[START RECORDS SUPPLIED]

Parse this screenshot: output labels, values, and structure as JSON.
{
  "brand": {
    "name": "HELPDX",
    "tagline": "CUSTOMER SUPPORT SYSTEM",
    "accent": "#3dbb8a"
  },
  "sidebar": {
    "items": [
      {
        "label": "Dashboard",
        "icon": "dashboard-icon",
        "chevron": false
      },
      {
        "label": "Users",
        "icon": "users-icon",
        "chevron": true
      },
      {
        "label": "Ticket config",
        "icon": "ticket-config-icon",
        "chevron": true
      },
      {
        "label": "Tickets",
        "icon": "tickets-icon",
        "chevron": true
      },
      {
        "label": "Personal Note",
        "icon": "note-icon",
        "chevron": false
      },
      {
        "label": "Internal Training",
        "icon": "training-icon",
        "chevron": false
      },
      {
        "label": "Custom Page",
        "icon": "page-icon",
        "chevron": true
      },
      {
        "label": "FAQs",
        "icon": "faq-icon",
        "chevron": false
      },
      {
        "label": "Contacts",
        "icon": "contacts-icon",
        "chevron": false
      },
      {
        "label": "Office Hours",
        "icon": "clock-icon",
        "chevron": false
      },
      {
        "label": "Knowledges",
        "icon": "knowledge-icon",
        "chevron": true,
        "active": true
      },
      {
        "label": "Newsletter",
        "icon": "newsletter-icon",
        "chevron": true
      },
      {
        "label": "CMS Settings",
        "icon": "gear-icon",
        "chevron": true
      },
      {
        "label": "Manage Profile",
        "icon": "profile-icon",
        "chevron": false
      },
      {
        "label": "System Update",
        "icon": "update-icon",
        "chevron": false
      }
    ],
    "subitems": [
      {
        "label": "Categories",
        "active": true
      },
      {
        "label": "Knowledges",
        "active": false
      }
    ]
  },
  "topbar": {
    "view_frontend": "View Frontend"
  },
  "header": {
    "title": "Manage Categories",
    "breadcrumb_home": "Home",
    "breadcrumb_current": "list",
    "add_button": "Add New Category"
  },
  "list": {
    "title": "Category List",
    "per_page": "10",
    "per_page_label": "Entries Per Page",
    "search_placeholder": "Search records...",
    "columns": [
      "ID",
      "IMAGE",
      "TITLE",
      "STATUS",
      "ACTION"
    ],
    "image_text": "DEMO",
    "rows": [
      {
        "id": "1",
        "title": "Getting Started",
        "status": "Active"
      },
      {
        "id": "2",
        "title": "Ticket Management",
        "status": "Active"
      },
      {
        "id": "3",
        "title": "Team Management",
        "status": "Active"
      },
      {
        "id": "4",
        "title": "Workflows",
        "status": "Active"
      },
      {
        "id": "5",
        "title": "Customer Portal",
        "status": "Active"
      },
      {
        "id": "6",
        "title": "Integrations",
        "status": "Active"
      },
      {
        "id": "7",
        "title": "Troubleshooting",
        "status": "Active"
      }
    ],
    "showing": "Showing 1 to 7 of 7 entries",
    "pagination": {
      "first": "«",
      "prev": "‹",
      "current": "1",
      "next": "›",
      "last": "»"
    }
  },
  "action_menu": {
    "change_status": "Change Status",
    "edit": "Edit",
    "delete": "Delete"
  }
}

[END RECORDS SUPPLIED]

Output the records above in their entirety, exactly.

OUTPUT:
Parse this screenshot: output labels, values, and structure as JSON.
{
  "brand": {
    "name": "HELPDX",
    "tagline": "CUSTOMER SUPPORT SYSTEM",
    "accent": "#3dbb8a"
  },
  "sidebar": {
    "items": [
      {
        "label": "Dashboard",
        "icon": "dashboard-icon",
        "chevron": false
      },
      {
        "label": "Users",
        "icon": "users-icon",
        "chevron": true
      },
      {
        "label": "Ticket config",
        "icon": "ticket-config-icon",
        "chevron": true
      },
      {
        "label": "Tickets",
        "icon": "tickets-icon",
        "chevron": true
      },
      {
        "label": "Personal Note",
        "icon": "note-icon",
        "chevron": false
      },
      {
        "label": "Internal Training",
        "icon": "training-icon",
        "chevron": false
      },
      {
        "label": "Custom Page",
        "icon": "page-icon",
        "chevron": true
      },
      {
        "label": "FAQs",
        "icon": "faq-icon",
        "chevron": false
      },
      {
        "label": "Contacts",
        "icon": "contacts-icon",
        "chevron": false
      },
      {
        "label": "Office Hours",
        "icon": "clock-icon",
        "chevron": false
      },
      {
        "label": "Knowledges",
        "icon": "knowledge-icon",
        "chevron": true,
        "active": true
      },
      {
        "label": "Newsletter",
        "icon": "newsletter-icon",
        "chevron": true
      },
      {
        "label": "CMS Settings",
        "icon": "gear-icon",
        "chevron": true
      },
      {
        "label": "Manage Profile",
        "icon": "profile-icon",
        "chevron": false
      },
      {
        "label": "System Update",
        "icon": "update-icon",
        "chevron": false
      }
    ],
    "subitems": [
      {
        "label": "Categories",
        "active": true
      },
      {
        "label": "Knowledges",
        "active": false
      }
    ]
  },
  "topbar": {
    "view_frontend": "View Frontend"
  },
  "header": {
    "title": "Manage Categories",
    "breadcrumb_home": "Home",
    "breadcrumb_current": "list",
    "add_button": "Add New Category"
  },
  "list": {
    "title": "Category List",
    "per_page": "10",
    "per_page_label": "Entries Per Page",
    "search_placeholder": "Search records...",
    "columns": [
      "ID",
      "IMAGE",
      "TITLE",
      "STATUS",
      "ACTION"
    ],
    "image_text": "DEMO",
    "rows": [
      {
        "id": "1",
        "title": "Getting Started",
        "status": "Active"
      },
      {
        "id": "2",
        "title": "Ticket Management",
        "status": "Active"
      },
      {
        "id": "3",
        "title": "Team Management",
        "status": "Active"
      },
      {
        "id": "4",
        "title": "Workflows",
        "status": "Active"
      },
      {
        "id": "5",
        "title": "Customer Portal",
        "status": "Active"
      },
      {
        "id": "6",
        "title": "Integrations",
        "status": "Active"
      },
      {
        "id": "7",
        "title": "Troubleshooting",
        "status": "Active"
      }
    ],
    "showing": "Showing 1 to 7 of 7 entries",
    "pagination": {
      "first": "«",
      "prev": "‹",
      "current": "1",
      "next": "›",
      "last": "»"
    }
  },
  "action_menu": {
    "change_status": "Change Status",
    "edit": "Edit",
    "delete": "Delete"
  }
}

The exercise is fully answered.